#### What the task asks:
Find the string "this" in the entries and copy each line that has it.

*-*-*

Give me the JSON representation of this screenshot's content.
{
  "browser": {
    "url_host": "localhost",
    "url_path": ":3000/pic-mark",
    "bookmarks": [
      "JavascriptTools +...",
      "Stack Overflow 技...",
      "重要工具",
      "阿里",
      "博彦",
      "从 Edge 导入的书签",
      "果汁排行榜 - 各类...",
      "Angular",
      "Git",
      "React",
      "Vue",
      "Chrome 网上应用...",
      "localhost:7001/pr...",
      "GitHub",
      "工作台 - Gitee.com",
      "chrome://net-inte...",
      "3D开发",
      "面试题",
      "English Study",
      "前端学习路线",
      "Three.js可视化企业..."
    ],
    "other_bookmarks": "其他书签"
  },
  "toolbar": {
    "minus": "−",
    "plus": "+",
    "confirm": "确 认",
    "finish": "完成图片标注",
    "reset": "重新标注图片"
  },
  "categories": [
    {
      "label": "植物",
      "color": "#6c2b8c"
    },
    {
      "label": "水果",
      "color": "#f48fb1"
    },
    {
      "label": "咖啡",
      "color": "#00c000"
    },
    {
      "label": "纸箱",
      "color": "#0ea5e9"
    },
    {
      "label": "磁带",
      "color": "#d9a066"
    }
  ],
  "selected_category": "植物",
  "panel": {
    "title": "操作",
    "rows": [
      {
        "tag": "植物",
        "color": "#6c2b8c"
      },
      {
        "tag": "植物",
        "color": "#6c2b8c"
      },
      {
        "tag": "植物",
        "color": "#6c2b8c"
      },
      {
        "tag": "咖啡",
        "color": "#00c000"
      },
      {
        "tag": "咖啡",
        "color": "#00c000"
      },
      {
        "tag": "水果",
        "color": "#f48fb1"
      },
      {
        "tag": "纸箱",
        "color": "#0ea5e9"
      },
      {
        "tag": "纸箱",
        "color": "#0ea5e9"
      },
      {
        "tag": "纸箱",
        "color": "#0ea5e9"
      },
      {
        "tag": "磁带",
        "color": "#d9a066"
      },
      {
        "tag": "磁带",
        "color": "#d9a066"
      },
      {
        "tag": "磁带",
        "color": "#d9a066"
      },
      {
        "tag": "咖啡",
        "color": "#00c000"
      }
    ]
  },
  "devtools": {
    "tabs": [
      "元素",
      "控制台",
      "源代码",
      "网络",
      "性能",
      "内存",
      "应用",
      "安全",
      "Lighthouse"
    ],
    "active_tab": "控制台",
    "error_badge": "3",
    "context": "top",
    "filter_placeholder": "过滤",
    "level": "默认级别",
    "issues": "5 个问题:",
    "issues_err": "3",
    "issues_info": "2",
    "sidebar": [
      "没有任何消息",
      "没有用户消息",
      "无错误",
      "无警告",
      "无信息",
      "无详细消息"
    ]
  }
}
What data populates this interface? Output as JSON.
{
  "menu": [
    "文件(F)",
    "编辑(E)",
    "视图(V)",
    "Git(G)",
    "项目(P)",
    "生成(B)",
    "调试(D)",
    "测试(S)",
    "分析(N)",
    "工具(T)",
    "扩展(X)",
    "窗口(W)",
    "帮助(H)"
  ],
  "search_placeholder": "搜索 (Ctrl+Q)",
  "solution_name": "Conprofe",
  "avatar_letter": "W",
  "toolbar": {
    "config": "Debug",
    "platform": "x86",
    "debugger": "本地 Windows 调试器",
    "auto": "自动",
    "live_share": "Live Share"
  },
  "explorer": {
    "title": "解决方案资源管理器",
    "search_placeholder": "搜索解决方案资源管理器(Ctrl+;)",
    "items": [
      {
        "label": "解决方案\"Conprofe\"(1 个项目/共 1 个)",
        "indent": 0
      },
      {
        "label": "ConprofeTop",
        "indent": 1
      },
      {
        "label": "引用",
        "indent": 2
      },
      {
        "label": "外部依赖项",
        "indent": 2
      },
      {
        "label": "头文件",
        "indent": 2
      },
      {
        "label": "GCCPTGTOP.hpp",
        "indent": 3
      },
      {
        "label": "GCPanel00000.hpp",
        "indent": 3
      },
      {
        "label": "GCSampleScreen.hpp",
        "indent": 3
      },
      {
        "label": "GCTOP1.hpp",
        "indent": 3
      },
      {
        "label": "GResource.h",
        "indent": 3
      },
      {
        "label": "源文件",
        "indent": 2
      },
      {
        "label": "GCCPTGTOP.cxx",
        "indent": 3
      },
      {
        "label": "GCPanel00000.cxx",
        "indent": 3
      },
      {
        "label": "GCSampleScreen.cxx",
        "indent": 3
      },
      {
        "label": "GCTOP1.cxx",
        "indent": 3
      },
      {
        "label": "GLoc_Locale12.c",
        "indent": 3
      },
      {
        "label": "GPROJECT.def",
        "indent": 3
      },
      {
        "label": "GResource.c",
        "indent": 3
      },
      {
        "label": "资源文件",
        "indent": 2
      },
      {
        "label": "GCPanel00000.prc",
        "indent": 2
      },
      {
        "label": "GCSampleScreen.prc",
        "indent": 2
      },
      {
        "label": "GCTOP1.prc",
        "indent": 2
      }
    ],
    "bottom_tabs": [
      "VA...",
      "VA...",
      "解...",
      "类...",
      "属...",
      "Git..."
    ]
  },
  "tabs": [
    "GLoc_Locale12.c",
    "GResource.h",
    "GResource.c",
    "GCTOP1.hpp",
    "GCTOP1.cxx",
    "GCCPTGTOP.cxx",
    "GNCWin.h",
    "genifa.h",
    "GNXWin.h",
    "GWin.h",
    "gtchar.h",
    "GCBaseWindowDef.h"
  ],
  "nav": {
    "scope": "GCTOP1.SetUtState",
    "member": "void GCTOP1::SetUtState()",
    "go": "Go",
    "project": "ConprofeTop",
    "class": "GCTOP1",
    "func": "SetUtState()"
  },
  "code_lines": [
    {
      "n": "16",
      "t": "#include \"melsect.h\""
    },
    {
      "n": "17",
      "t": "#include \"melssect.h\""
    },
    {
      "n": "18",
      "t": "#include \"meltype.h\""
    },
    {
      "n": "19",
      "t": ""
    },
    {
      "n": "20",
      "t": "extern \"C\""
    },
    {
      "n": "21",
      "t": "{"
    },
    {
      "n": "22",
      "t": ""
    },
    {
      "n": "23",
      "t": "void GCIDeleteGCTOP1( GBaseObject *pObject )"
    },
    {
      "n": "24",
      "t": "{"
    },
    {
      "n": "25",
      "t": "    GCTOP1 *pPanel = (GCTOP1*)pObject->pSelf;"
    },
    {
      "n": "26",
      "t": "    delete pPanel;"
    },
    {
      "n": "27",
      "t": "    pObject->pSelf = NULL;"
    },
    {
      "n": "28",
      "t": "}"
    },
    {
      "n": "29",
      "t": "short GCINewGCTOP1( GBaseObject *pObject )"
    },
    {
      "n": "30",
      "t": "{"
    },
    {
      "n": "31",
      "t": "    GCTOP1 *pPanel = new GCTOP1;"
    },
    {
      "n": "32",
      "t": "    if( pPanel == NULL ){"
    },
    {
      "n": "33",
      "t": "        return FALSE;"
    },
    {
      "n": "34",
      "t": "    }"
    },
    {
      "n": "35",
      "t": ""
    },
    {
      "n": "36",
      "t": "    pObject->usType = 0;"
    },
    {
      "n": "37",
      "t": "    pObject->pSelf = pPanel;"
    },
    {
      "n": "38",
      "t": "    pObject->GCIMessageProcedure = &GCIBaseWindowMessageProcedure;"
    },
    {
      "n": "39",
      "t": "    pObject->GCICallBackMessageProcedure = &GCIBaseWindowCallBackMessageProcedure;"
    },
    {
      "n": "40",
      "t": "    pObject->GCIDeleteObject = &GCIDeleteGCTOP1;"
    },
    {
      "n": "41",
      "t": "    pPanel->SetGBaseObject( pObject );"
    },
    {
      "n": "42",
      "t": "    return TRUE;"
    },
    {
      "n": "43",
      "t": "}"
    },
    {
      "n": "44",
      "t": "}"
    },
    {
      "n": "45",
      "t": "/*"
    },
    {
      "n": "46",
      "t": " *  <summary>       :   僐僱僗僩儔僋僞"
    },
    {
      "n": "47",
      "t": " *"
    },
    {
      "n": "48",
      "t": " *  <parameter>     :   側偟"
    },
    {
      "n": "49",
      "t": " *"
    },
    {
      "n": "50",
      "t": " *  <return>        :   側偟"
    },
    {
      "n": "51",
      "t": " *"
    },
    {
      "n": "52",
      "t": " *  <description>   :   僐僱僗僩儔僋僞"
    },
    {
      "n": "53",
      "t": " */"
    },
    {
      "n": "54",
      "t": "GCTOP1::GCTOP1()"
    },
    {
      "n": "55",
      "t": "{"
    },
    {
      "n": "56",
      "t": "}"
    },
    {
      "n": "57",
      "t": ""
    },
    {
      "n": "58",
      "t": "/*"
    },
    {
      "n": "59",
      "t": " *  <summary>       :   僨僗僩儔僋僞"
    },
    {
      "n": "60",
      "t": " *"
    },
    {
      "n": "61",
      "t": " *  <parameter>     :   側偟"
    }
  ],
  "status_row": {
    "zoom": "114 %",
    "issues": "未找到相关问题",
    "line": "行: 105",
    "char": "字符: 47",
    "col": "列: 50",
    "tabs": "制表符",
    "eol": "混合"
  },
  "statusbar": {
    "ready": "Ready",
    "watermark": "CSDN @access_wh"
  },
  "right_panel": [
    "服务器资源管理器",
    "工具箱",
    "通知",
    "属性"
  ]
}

*-*-*

#### Answer for the task:
Give me the JSON representation of this screenshot's content.
What data populates this interface? Output as JSON.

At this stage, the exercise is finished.